- Data for the task:
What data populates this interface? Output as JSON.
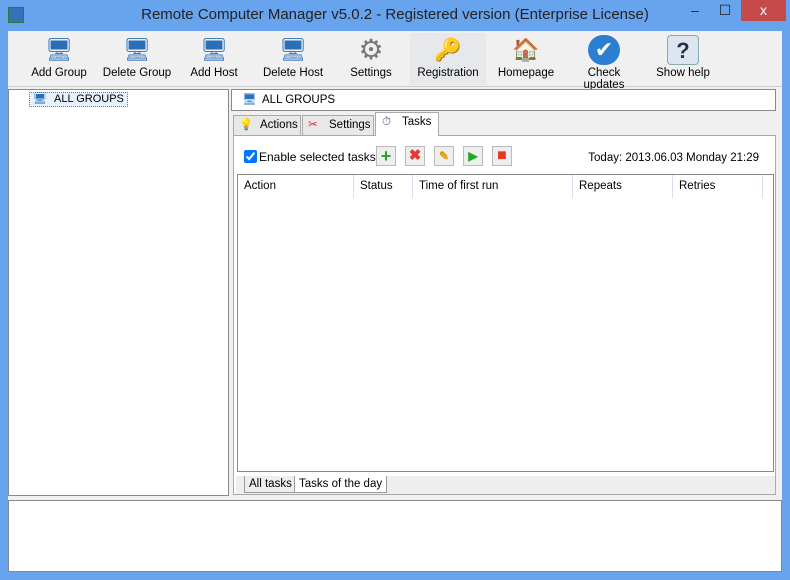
{
  "window": {
    "title": "Remote Computer Manager v5.0.2 - Registered version (Enterprise License)",
    "minimize": "–",
    "maximize": "☐",
    "close": "x"
  },
  "toolbar": [
    {
      "label": "Add Group",
      "icon": "🖥"
    },
    {
      "label": "Delete Group",
      "icon": "🖥"
    },
    {
      "label": "Add Host",
      "icon": "🖥"
    },
    {
      "label": "Delete Host",
      "icon": "🖥"
    },
    {
      "label": "Settings",
      "icon": "⚙"
    },
    {
      "label": "Registration",
      "icon": "🔑"
    },
    {
      "label": "Homepage",
      "icon": "🏠"
    },
    {
      "label": "Check updates",
      "icon": "✔"
    },
    {
      "label": "Show help",
      "icon": "?"
    }
  ],
  "tree": {
    "root": "ALL GROUPS"
  },
  "breadcrumb": "ALL GROUPS",
  "tabs": [
    "Actions",
    "Settings",
    "Tasks"
  ],
  "tasks": {
    "enable_label": "Enable selected tasks",
    "today": "Today: 2013.06.03 Monday 21:29",
    "columns": [
      "Action",
      "Status",
      "Time of first run",
      "Repeats",
      "Retries"
    ],
    "bottom_tabs": [
      "All tasks",
      "Tasks of the day"
    ]
  }
}
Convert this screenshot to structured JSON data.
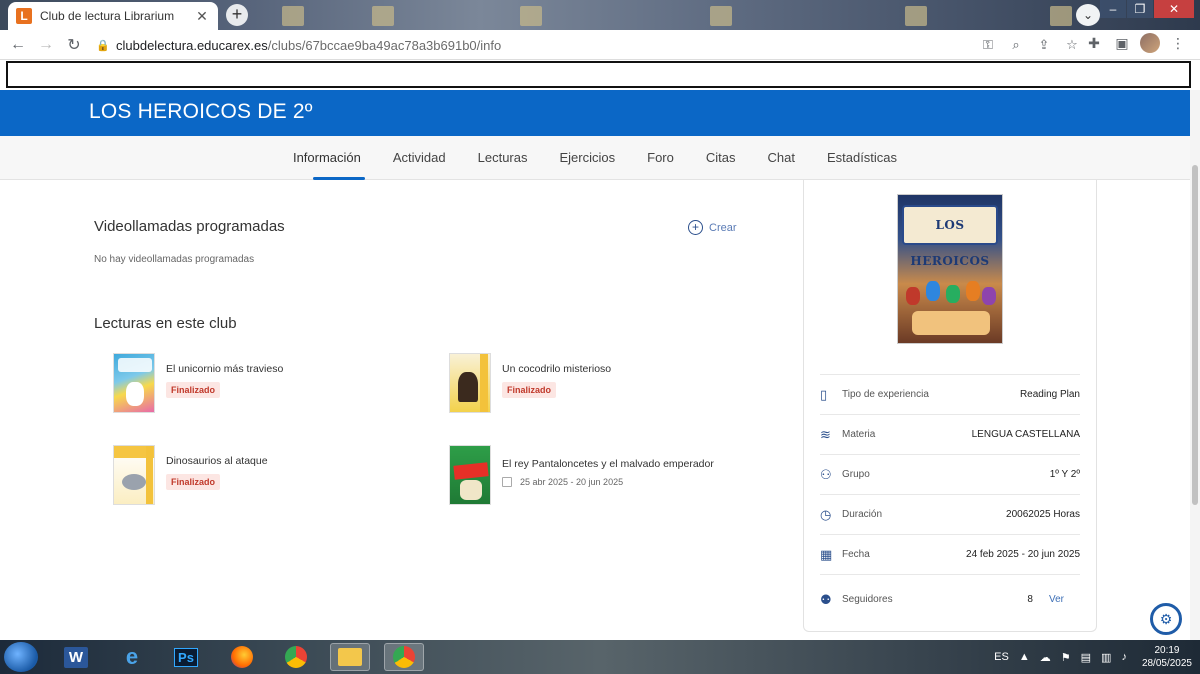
{
  "browser": {
    "tab_title": "Club de lectura Librarium",
    "favicon_letter": "L",
    "url_host": "clubdelectura.educarex.es",
    "url_path": "/clubs/67bccae9ba49ac78a3b691b0/info"
  },
  "club": {
    "title": "LOS HEROICOS DE 2º",
    "cover_text": "LOS HEROICOS"
  },
  "nav": {
    "tabs": [
      {
        "label": "Información"
      },
      {
        "label": "Actividad"
      },
      {
        "label": "Lecturas"
      },
      {
        "label": "Ejercicios"
      },
      {
        "label": "Foro"
      },
      {
        "label": "Citas"
      },
      {
        "label": "Chat"
      },
      {
        "label": "Estadísticas"
      }
    ]
  },
  "videocalls": {
    "title": "Videollamadas programadas",
    "empty": "No hay videollamadas programadas",
    "create_label": "Crear"
  },
  "readings": {
    "title": "Lecturas en este club",
    "books": [
      {
        "title": "El unicornio más travieso",
        "status": "Finalizado",
        "cover_color": "#3fa9dc"
      },
      {
        "title": "Un cocodrilo misterioso",
        "status": "Finalizado",
        "cover_color": "#f3d24b"
      },
      {
        "title": "Dinosaurios al ataque",
        "status": "Finalizado",
        "cover_color": "#f5c542"
      },
      {
        "title": "El rey Pantaloncetes y el malvado emperador",
        "dates": "25 abr 2025 - 20 jun 2025",
        "cover_color": "#2e9e48"
      }
    ]
  },
  "details": {
    "rows": [
      {
        "label": "Tipo de experiencia",
        "value": "Reading Plan",
        "icon": "book-icon"
      },
      {
        "label": "Materia",
        "value": "LENGUA CASTELLANA",
        "icon": "layers-icon"
      },
      {
        "label": "Grupo",
        "value": "1º Y 2º",
        "icon": "group-icon"
      },
      {
        "label": "Duración",
        "value": "20062025 Horas",
        "icon": "clock-icon"
      },
      {
        "label": "Fecha",
        "value": "24 feb 2025 - 20 jun 2025",
        "icon": "calendar-icon"
      },
      {
        "label": "Seguidores",
        "value": "8",
        "icon": "followers-icon",
        "link": "Ver"
      }
    ]
  },
  "taskbar": {
    "lang": "ES",
    "time": "20:19",
    "date": "28/05/2025"
  },
  "colors": {
    "brand_blue": "#0b67c6",
    "badge_bg": "#fce6e3",
    "badge_text": "#c0392b"
  }
}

- Given problem:
Give the count of lines holding the word "programadas", with no other words.

- Result:
2